§ **To do**: Repeat the whole of the data, keeping every detail the same.
## Begin Dataset excerpts
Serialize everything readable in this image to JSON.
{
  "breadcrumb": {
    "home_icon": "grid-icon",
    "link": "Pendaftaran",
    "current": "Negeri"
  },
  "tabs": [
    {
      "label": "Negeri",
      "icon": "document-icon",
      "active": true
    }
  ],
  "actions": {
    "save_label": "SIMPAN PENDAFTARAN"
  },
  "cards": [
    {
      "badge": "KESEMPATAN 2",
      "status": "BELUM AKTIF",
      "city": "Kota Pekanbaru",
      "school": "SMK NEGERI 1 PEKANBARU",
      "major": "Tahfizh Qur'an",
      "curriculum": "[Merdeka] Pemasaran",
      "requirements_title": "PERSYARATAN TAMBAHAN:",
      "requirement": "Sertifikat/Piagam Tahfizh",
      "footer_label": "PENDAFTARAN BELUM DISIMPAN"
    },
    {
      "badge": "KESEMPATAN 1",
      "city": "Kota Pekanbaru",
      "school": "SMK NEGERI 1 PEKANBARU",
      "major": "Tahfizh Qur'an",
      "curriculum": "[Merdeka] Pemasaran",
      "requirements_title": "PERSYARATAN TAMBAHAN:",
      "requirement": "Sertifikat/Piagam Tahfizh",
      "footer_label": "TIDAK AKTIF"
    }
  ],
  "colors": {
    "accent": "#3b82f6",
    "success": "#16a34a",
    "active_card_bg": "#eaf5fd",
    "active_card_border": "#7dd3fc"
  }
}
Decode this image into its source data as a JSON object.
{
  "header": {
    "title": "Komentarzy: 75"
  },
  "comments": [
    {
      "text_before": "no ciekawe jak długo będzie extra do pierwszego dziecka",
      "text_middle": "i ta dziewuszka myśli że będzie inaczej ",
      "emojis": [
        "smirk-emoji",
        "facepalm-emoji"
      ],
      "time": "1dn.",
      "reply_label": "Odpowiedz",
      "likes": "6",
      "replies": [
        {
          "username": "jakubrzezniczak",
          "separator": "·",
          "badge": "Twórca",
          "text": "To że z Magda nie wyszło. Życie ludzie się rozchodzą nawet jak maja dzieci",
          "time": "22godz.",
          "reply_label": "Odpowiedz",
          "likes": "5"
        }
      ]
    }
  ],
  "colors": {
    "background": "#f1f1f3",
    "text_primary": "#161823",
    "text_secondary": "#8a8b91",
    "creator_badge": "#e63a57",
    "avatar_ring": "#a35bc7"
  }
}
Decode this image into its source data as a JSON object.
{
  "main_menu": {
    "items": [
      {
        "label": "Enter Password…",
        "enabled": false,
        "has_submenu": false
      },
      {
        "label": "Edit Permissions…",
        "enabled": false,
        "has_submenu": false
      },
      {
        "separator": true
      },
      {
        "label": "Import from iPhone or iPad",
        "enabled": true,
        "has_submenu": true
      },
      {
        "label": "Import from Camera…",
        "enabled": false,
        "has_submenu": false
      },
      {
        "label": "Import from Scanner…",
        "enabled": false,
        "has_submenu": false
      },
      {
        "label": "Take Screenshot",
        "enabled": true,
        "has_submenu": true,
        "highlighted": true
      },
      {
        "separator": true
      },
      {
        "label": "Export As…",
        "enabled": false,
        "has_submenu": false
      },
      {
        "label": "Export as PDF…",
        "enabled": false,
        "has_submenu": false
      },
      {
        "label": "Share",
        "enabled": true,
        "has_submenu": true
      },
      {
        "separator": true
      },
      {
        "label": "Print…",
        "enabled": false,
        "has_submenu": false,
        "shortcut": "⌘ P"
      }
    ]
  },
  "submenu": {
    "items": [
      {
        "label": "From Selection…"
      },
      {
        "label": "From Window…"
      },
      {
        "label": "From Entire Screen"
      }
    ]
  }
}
## End Dataset excerpts
§ **Result below**:
Serialize everything readable in this image to JSON.
{
  "breadcrumb": {
    "home_icon": "grid-icon",
    "link": "Pendaftaran",
    "current": "Negeri"
  },
  "tabs": [
    {
      "label": "Negeri",
      "icon": "document-icon",
      "active": true
    }
  ],
  "actions": {
    "save_label": "SIMPAN PENDAFTARAN"
  },
  "cards": [
    {
      "badge": "KESEMPATAN 2",
      "status": "BELUM AKTIF",
      "city": "Kota Pekanbaru",
      "school": "SMK NEGERI 1 PEKANBARU",
      "major": "Tahfizh Qur'an",
      "curriculum": "[Merdeka] Pemasaran",
      "requirements_title": "PERSYARATAN TAMBAHAN:",
      "requirement": "Sertifikat/Piagam Tahfizh",
      "footer_label": "PENDAFTARAN BELUM DISIMPAN"
    },
    {
      "badge": "KESEMPATAN 1",
      "city": "Kota Pekanbaru",
      "school": "SMK NEGERI 1 PEKANBARU",
      "major": "Tahfizh Qur'an",
      "curriculum": "[Merdeka] Pemasaran",
      "requirements_title": "PERSYARATAN TAMBAHAN:",
      "requirement": "Sertifikat/Piagam Tahfizh",
      "footer_label": "TIDAK AKTIF"
    }
  ],
  "colors": {
    "accent": "#3b82f6",
    "success": "#16a34a",
    "active_card_bg": "#eaf5fd",
    "active_card_border": "#7dd3fc"
  }
}
Decode this image into its source data as a JSON object.
{
  "header": {
    "title": "Komentarzy: 75"
  },
  "comments": [
    {
      "text_before": "no ciekawe jak długo będzie extra do pierwszego dziecka",
      "text_middle": "i ta dziewuszka myśli że będzie inaczej ",
      "emojis": [
        "smirk-emoji",
        "facepalm-emoji"
      ],
      "time": "1dn.",
      "reply_label": "Odpowiedz",
      "likes": "6",
      "replies": [
        {
          "username": "jakubrzezniczak",
          "separator": "·",
          "badge": "Twórca",
          "text": "To że z Magda nie wyszło. Życie ludzie się rozchodzą nawet jak maja dzieci",
          "time": "22godz.",
          "reply_label": "Odpowiedz",
          "likes": "5"
        }
      ]
    }
  ],
  "colors": {
    "background": "#f1f1f3",
    "text_primary": "#161823",
    "text_secondary": "#8a8b91",
    "creator_badge": "#e63a57",
    "avatar_ring": "#a35bc7"
  }
}
Decode this image into its source data as a JSON object.
{
  "main_menu": {
    "items": [
      {
        "label": "Enter Password…",
        "enabled": false,
        "has_submenu": false
      },
      {
        "label": "Edit Permissions…",
        "enabled": false,
        "has_submenu": false
      },
      {
        "separator": true
      },
      {
        "label": "Import from iPhone or iPad",
        "enabled": true,
        "has_submenu": true
      },
      {
        "label": "Import from Camera…",
        "enabled": false,
        "has_submenu": false
      },
      {
        "label": "Import from Scanner…",
        "enabled": false,
        "has_submenu": false
      },
      {
        "label": "Take Screenshot",
        "enabled": true,
        "has_submenu": true,
        "highlighted": true
      },
      {
        "separator": true
      },
      {
        "label": "Export As…",
        "enabled": false,
        "has_submenu": false
      },
      {
        "label": "Export as PDF…",
        "enabled": false,
        "has_submenu": false
      },
      {
        "label": "Share",
        "enabled": true,
        "has_submenu": true
      },
      {
        "separator": true
      },
      {
        "label": "Print…",
        "enabled": false,
        "has_submenu": false,
        "shortcut": "⌘ P"
      }
    ]
  },
  "submenu": {
    "items": [
      {
        "label": "From Selection…"
      },
      {
        "label": "From Window…"
      },
      {
        "label": "From Entire Screen"
      }
    ]
  }
}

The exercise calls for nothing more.